- _Given task_
Show each line that has the string "content" in it.

- _Entries provided_
## Start
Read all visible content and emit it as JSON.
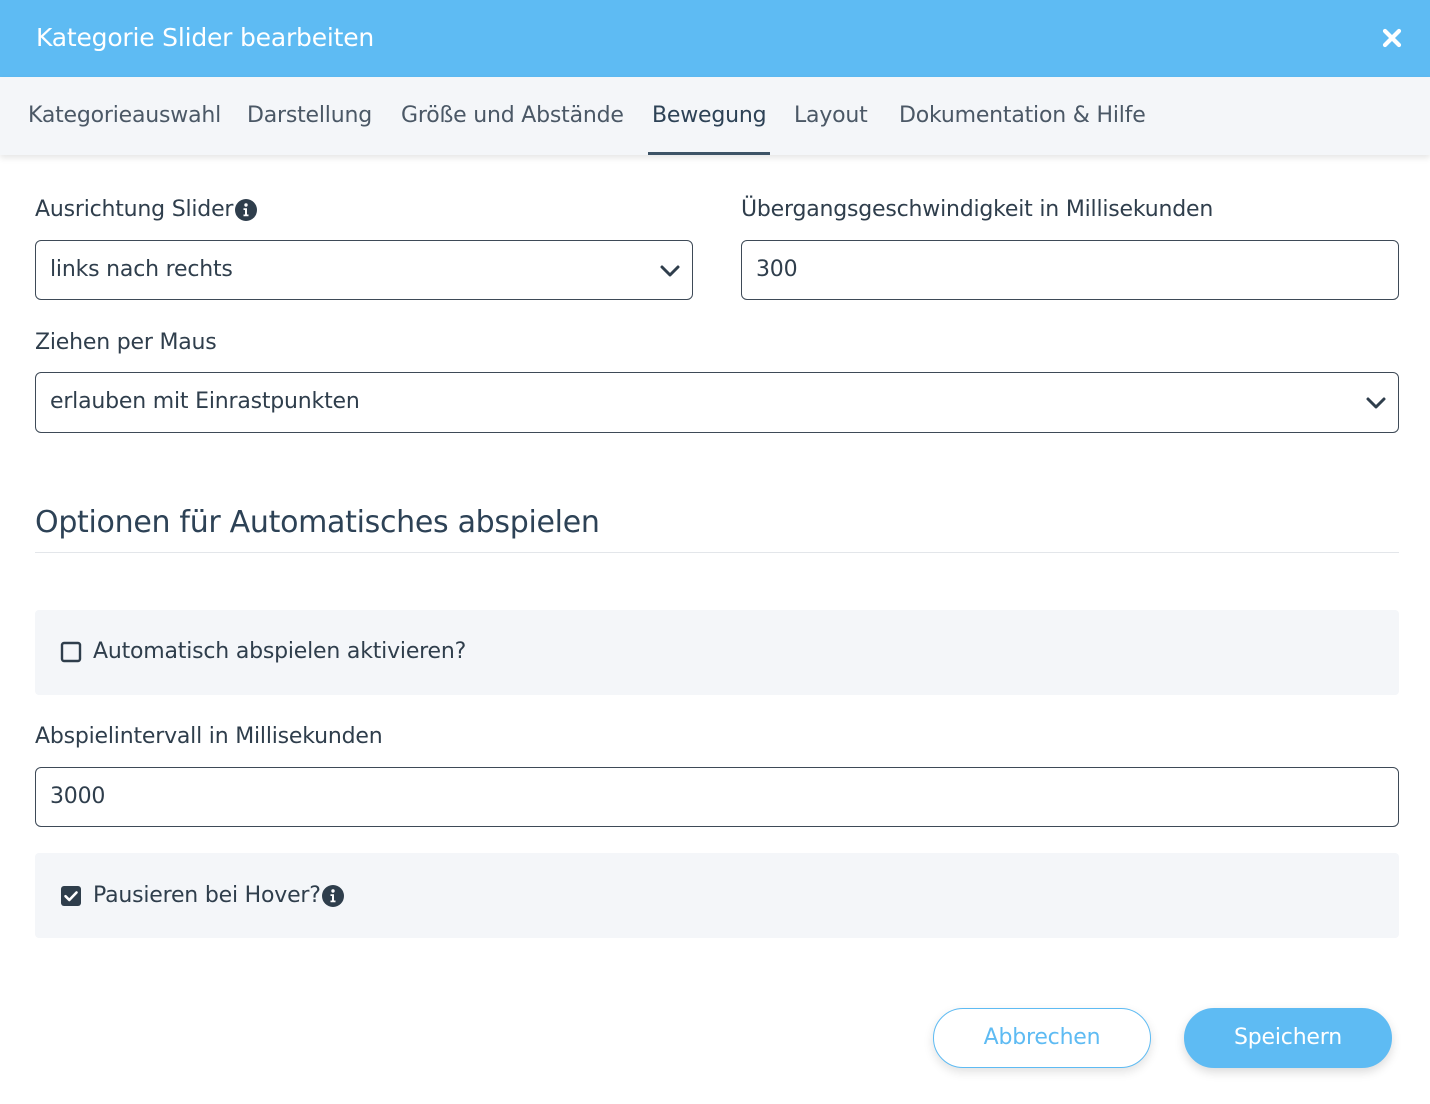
## End
## Start
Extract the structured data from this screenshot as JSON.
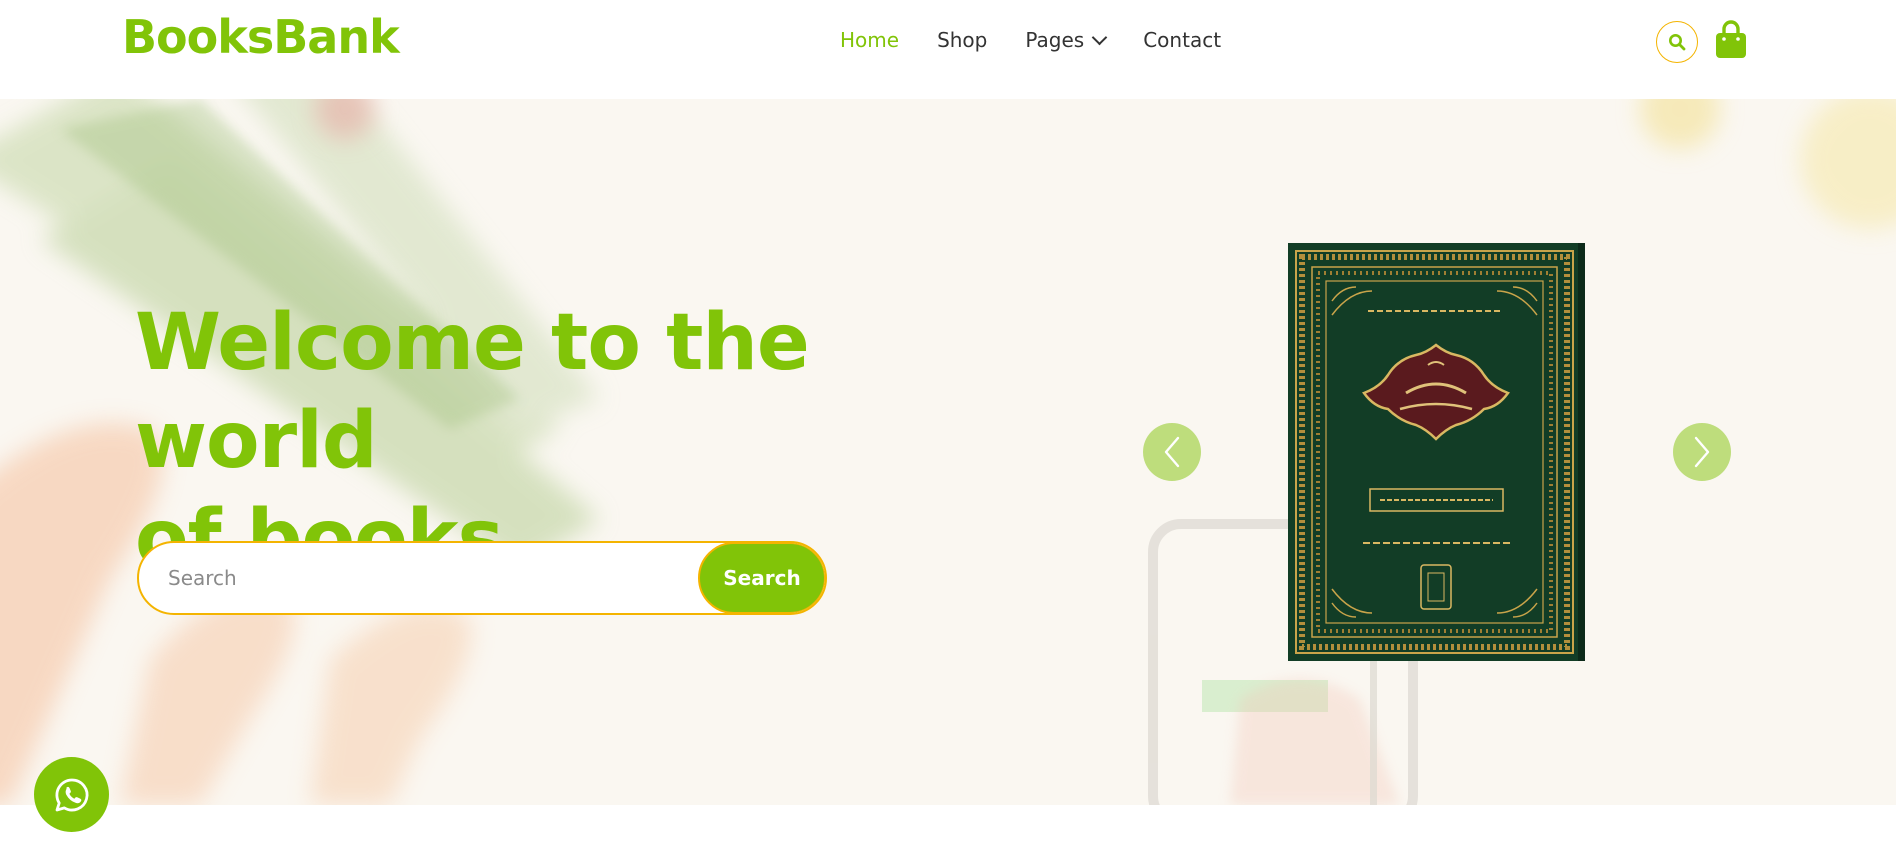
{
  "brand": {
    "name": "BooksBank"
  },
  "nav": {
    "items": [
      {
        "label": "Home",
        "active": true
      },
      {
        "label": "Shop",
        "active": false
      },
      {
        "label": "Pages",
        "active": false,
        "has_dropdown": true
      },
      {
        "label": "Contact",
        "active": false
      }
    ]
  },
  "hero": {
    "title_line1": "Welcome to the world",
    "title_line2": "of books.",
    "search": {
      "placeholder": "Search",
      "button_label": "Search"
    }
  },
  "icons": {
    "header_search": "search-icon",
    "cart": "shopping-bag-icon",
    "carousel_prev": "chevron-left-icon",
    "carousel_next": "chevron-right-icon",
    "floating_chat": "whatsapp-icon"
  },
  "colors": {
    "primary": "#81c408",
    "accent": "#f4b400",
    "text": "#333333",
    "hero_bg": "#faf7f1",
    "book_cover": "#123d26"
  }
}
## End
## Start
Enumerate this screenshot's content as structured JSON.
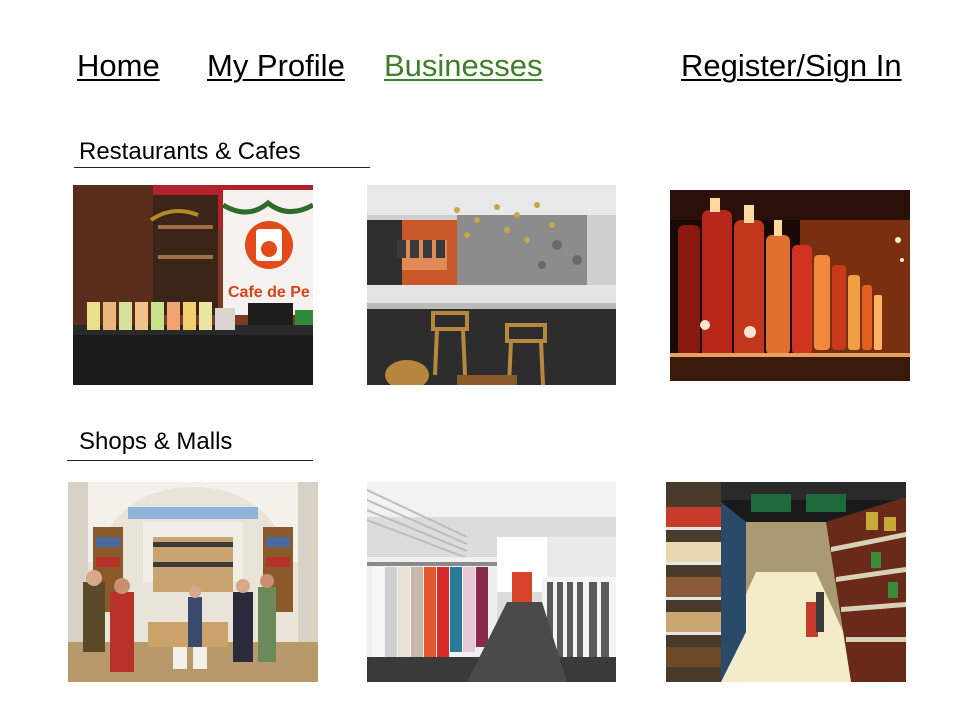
## End
- _Worked answer_
Read all visible content and emit it as JSON.
Enumerate this screenshot's content as structured JSON.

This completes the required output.